_THE TASK_:
In the entries below, find every line holding the string "this" and collect it.

Data entries for graphics:
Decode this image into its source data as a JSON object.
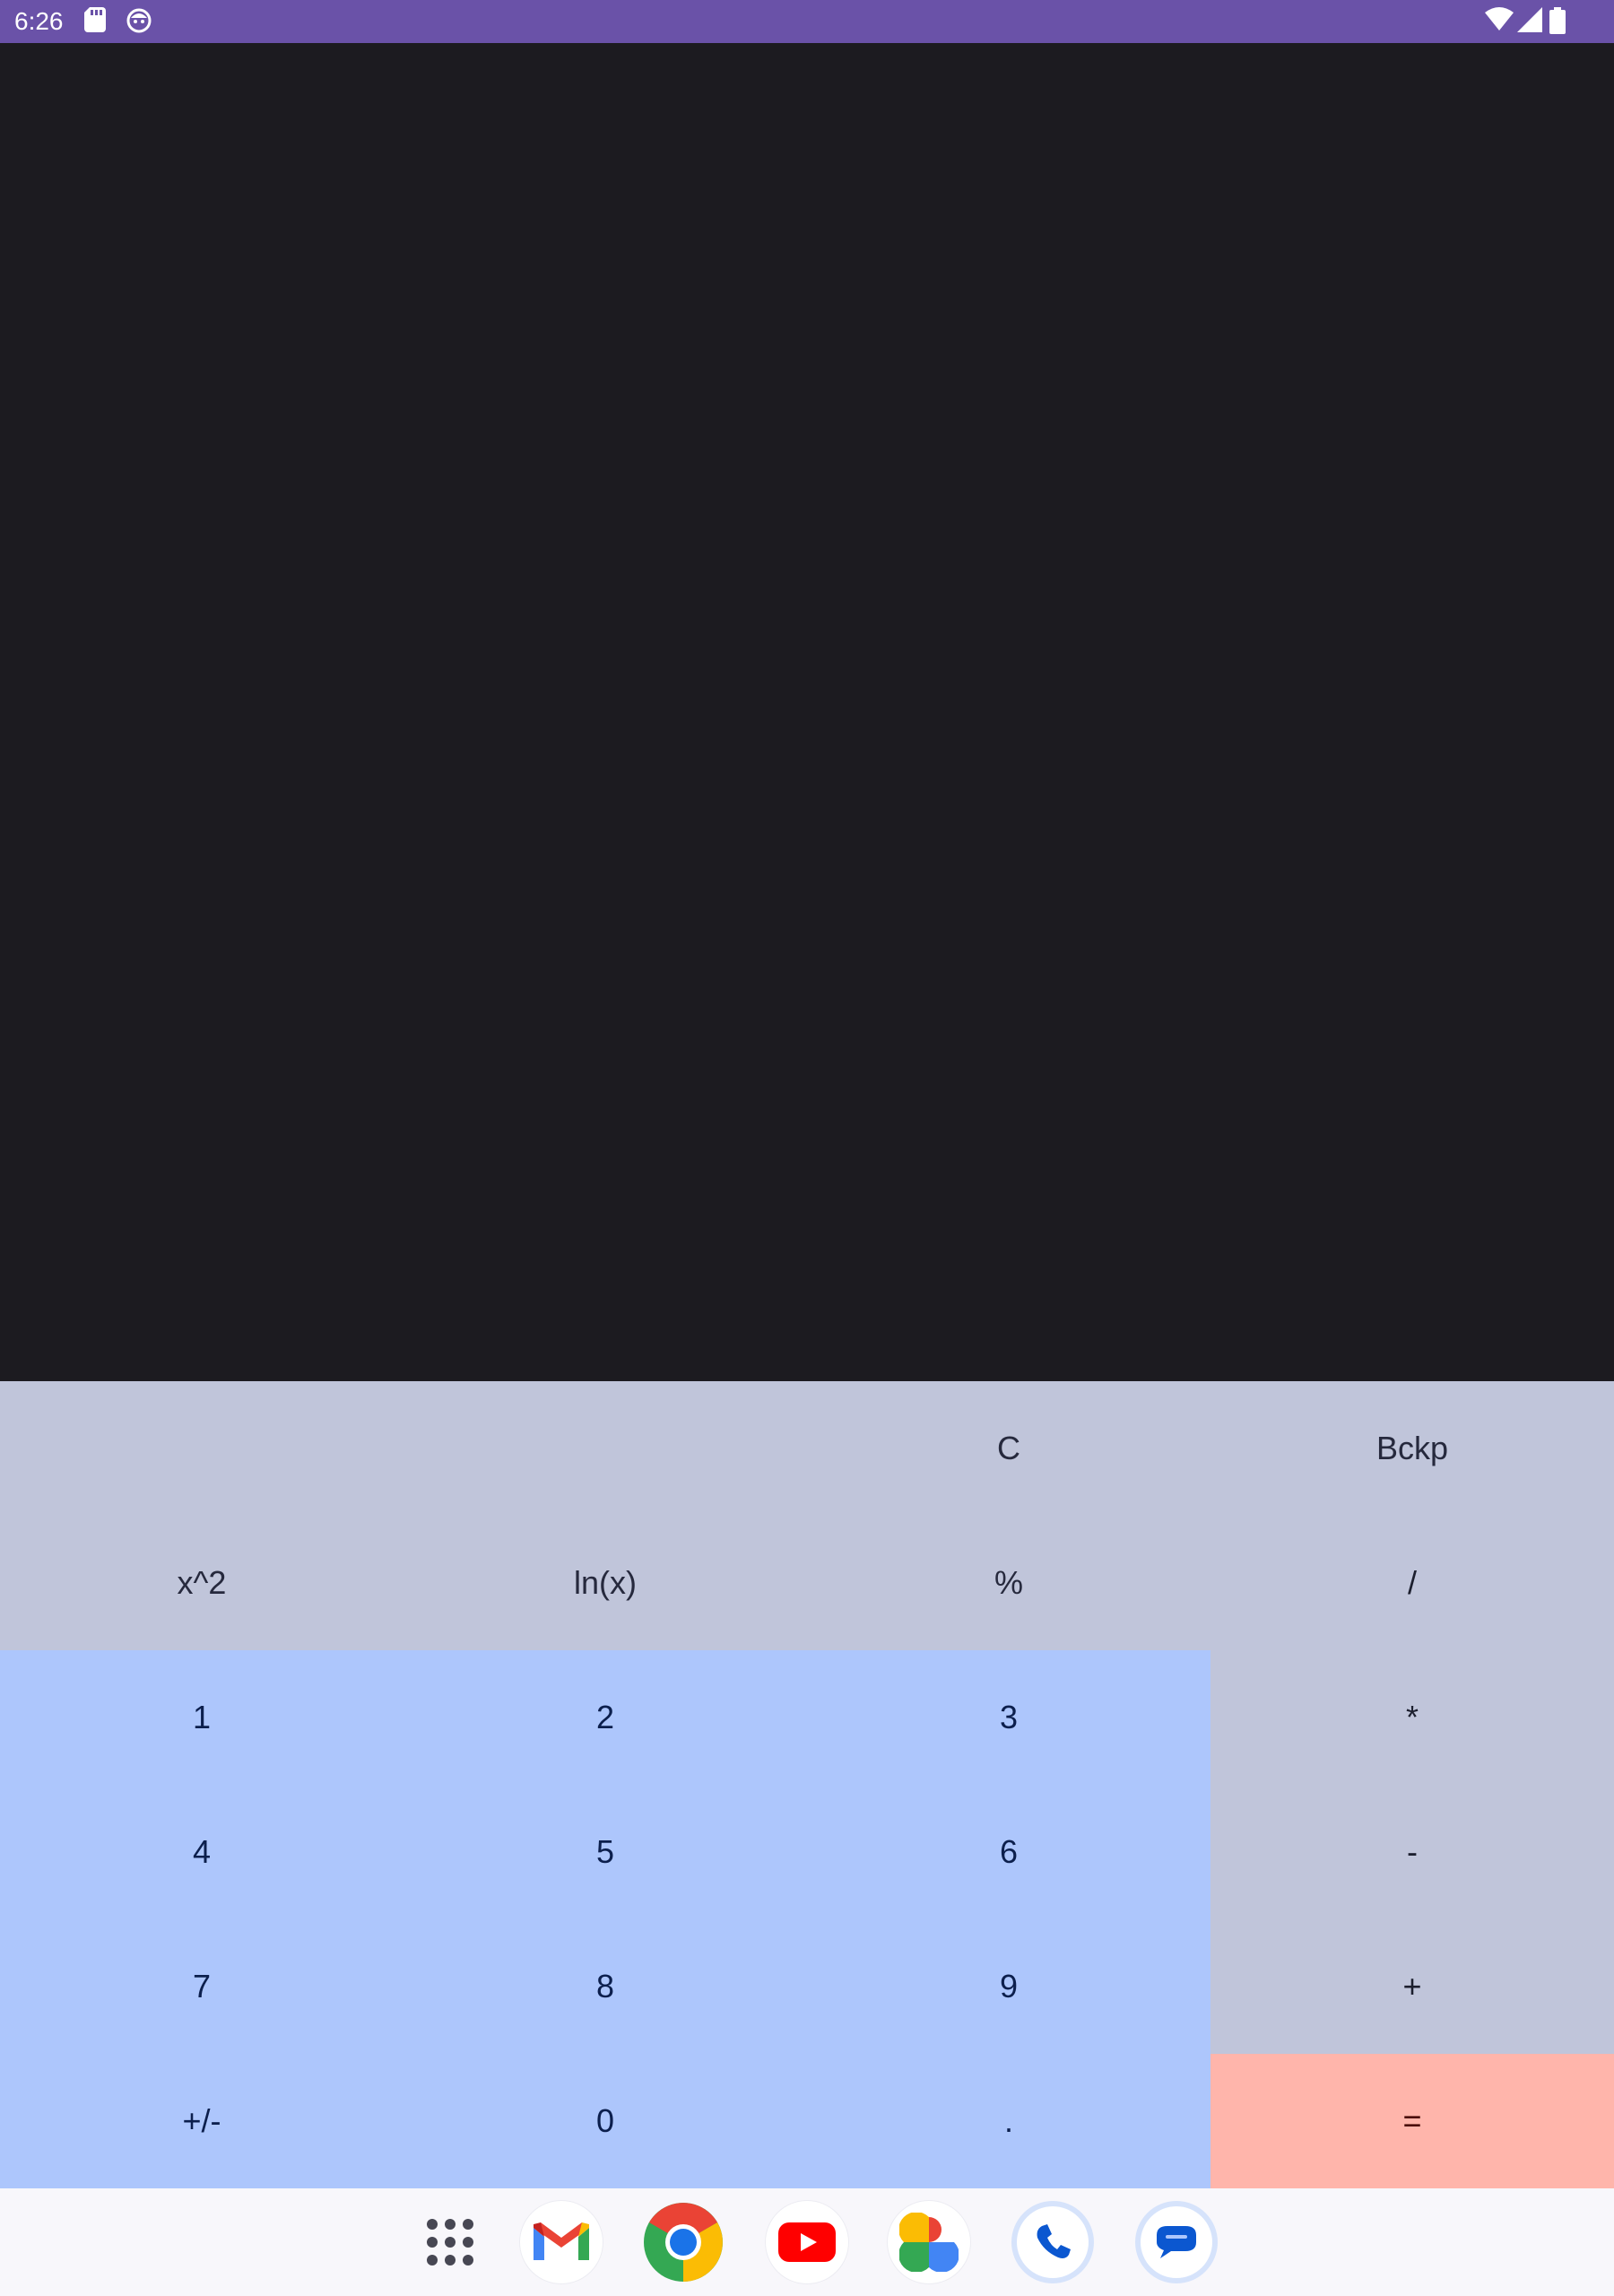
{
  "status_bar": {
    "time": "6:26",
    "icons": [
      "sd-card-icon",
      "face-icon",
      "wifi-icon",
      "signal-icon",
      "battery-icon"
    ],
    "color": "#6a52a8"
  },
  "display": {
    "value": ""
  },
  "keypad": {
    "row1": [
      "",
      "",
      "C",
      "Bckp"
    ],
    "row2": [
      "x^2",
      "ln(x)",
      "%",
      "/"
    ],
    "row3": [
      "1",
      "2",
      "3",
      "*"
    ],
    "row4": [
      "4",
      "5",
      "6",
      "-"
    ],
    "row5": [
      "7",
      "8",
      "9",
      "+"
    ],
    "row6": [
      "+/-",
      "0",
      ".",
      "="
    ],
    "colors": {
      "function_keys": "#c0c5da",
      "number_keys": "#adc6fc",
      "equals_key": "#ffb5ab"
    }
  },
  "dock": {
    "apps": [
      "app-drawer-icon",
      "gmail-icon",
      "chrome-icon",
      "youtube-icon",
      "photos-icon",
      "phone-icon",
      "messages-icon"
    ]
  }
}
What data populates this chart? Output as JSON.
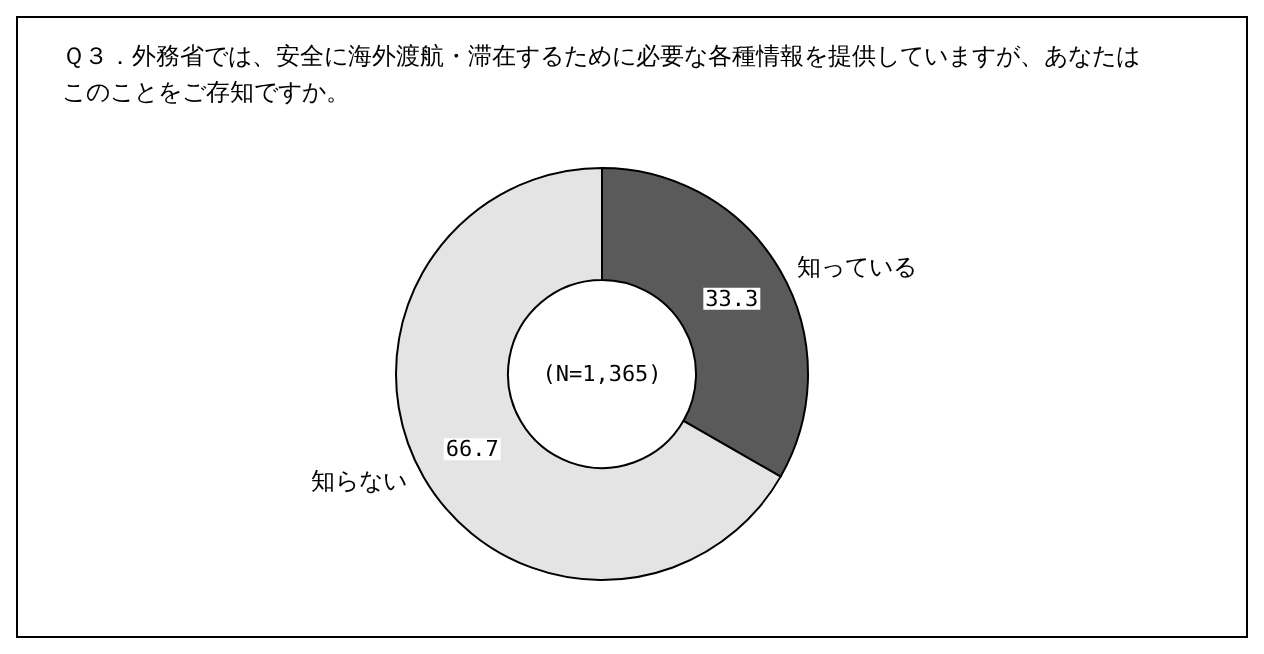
{
  "chart_data": {
    "type": "donut",
    "title": "Ｑ３．外務省では、安全に海外渡航・滞在するために必要な各種情報を提供していますが、あなたはこのことをご存知ですか。",
    "categories": [
      "知っている",
      "知らない"
    ],
    "values": [
      33.3,
      66.7
    ],
    "colors": [
      "#5a5a5a",
      "#e4e4e4"
    ],
    "data_labels": true,
    "annotations": [
      "(N=1,365)"
    ]
  }
}
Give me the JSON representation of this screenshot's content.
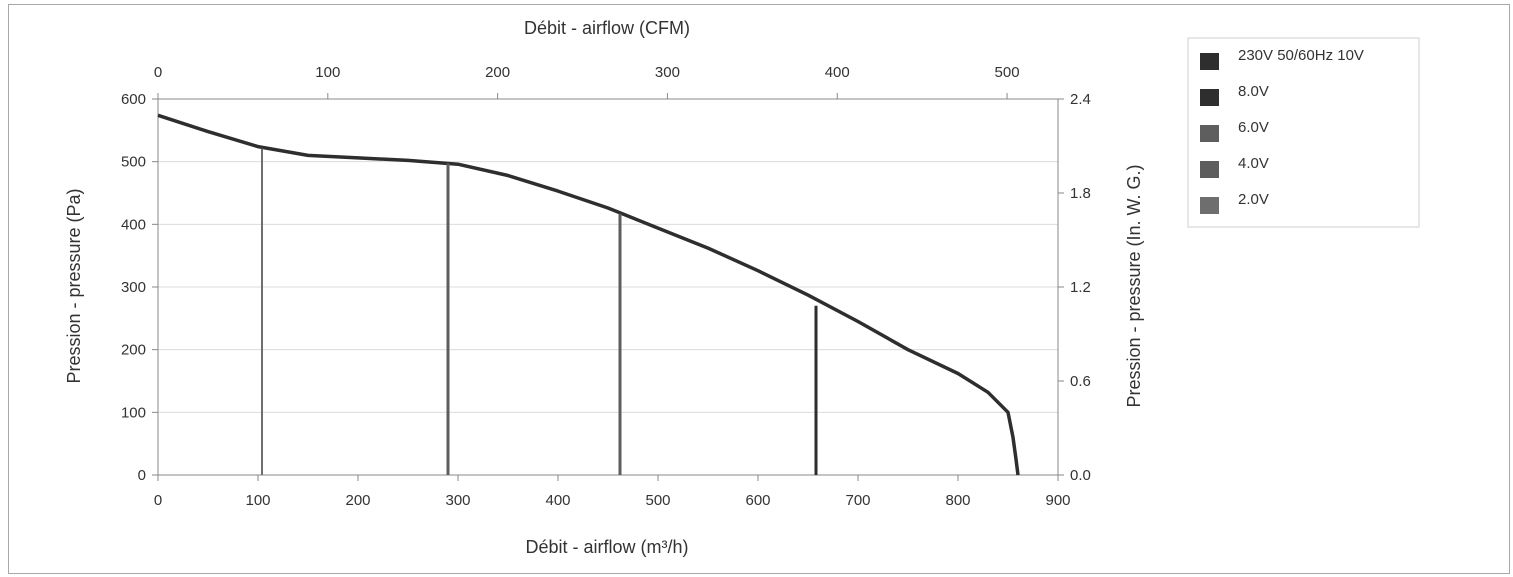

_WORKED SOLUTION_:
Decode this image into its source data as a JSON object.
What data populates this chart? Output as JSON.
Give me the JSON representation of this screenshot's content.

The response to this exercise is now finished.